_RECORD EXCERPTS_:
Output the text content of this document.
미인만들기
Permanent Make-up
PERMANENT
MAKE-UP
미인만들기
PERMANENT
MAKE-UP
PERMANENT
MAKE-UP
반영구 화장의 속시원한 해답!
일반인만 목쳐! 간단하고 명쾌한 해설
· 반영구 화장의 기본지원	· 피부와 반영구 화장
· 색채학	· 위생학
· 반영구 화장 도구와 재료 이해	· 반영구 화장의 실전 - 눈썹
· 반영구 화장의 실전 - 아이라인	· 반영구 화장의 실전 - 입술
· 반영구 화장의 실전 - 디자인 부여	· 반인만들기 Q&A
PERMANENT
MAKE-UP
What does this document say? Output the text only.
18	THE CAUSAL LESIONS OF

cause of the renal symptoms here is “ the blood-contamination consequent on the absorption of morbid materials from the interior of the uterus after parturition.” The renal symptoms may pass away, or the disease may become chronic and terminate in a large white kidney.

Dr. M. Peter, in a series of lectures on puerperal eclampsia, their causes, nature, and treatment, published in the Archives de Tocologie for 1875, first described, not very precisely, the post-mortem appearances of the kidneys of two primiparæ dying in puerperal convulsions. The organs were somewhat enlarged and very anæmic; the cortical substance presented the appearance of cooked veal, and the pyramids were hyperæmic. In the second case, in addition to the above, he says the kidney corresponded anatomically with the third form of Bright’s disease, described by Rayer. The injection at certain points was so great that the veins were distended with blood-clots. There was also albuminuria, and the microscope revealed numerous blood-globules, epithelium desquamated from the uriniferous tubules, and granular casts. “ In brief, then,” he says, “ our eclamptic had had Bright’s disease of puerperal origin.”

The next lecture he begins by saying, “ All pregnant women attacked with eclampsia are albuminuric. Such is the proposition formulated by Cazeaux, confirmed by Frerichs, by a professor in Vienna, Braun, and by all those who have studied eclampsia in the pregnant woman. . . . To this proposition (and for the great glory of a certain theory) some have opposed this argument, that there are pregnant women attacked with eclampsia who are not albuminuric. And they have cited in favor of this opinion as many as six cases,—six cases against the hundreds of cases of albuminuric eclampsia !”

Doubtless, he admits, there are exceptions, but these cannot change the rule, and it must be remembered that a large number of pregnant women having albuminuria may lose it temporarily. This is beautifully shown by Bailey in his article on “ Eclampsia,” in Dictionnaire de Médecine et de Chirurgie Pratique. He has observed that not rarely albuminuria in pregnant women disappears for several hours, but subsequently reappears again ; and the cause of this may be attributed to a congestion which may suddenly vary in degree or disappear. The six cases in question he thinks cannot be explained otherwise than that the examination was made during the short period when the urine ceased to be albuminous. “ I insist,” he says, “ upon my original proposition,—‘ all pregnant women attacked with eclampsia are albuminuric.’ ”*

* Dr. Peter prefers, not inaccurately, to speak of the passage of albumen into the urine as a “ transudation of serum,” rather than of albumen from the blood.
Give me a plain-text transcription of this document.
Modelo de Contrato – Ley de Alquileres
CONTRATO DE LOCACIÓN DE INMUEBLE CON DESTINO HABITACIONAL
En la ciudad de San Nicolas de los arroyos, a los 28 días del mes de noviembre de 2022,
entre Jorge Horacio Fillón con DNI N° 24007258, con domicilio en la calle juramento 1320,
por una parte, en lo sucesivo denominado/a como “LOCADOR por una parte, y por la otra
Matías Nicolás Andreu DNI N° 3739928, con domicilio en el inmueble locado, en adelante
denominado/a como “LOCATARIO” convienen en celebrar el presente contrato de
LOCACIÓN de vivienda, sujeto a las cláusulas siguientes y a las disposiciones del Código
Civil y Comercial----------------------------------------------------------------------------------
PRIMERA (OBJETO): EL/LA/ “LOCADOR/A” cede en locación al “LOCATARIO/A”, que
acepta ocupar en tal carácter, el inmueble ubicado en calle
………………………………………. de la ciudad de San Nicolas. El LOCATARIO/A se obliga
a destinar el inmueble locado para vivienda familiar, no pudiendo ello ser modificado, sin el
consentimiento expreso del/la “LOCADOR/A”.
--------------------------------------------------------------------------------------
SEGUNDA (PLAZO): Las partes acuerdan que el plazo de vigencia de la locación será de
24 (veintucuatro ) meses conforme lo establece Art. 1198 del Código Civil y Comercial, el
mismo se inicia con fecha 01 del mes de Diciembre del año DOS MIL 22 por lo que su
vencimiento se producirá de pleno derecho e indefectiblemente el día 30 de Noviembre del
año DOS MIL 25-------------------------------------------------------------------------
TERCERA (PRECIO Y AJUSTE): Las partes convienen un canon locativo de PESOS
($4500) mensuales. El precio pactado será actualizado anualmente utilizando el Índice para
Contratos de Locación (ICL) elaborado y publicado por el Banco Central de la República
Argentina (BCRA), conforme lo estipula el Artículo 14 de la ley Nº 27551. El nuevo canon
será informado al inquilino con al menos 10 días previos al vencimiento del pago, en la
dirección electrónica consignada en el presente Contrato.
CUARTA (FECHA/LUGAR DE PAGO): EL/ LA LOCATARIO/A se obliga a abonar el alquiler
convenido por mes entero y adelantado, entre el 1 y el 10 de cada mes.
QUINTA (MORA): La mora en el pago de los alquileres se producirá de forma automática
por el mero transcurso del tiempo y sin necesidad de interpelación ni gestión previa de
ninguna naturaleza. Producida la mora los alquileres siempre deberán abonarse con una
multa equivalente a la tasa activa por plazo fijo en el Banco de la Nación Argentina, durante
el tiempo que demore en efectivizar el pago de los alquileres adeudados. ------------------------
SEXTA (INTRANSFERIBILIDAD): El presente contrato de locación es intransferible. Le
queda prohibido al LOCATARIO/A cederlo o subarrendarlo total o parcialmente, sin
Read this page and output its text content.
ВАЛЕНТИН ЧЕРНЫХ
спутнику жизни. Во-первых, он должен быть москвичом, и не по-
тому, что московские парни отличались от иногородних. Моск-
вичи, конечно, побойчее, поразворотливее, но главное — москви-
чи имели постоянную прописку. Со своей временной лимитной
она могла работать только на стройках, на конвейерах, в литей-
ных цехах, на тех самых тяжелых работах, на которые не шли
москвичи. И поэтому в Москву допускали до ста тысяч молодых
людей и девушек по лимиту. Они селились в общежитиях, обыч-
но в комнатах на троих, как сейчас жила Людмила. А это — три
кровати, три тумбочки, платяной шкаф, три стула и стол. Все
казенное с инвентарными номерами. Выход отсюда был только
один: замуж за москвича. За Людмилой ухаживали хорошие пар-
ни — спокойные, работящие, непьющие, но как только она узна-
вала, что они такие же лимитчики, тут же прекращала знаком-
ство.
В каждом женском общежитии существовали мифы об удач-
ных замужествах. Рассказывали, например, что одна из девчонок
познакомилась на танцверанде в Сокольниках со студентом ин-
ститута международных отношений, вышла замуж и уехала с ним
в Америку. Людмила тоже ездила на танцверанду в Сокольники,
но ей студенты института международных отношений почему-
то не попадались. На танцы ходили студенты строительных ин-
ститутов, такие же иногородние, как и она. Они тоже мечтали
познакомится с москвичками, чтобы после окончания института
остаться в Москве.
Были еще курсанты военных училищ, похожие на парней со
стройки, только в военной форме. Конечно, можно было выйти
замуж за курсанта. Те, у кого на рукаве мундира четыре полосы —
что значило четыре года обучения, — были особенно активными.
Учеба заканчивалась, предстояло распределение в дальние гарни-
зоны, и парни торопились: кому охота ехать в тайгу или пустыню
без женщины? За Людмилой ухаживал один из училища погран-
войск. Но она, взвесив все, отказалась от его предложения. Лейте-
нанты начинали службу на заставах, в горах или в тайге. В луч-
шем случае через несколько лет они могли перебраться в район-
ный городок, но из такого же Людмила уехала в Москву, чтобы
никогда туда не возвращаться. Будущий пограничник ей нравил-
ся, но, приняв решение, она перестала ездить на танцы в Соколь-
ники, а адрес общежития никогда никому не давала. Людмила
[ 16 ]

_YOUR GOAL_:
Scan the material above. Copy each line that holds the word "Argentina".

_EXERCISE RESPONSE_:
Argentina (BCRA), conforme lo estipula el Artículo 14 de la ley Nº 27551. El nuevo canon
multa equivalente a la tasa activa por plazo fijo en el Banco de la Nación Argentina, durante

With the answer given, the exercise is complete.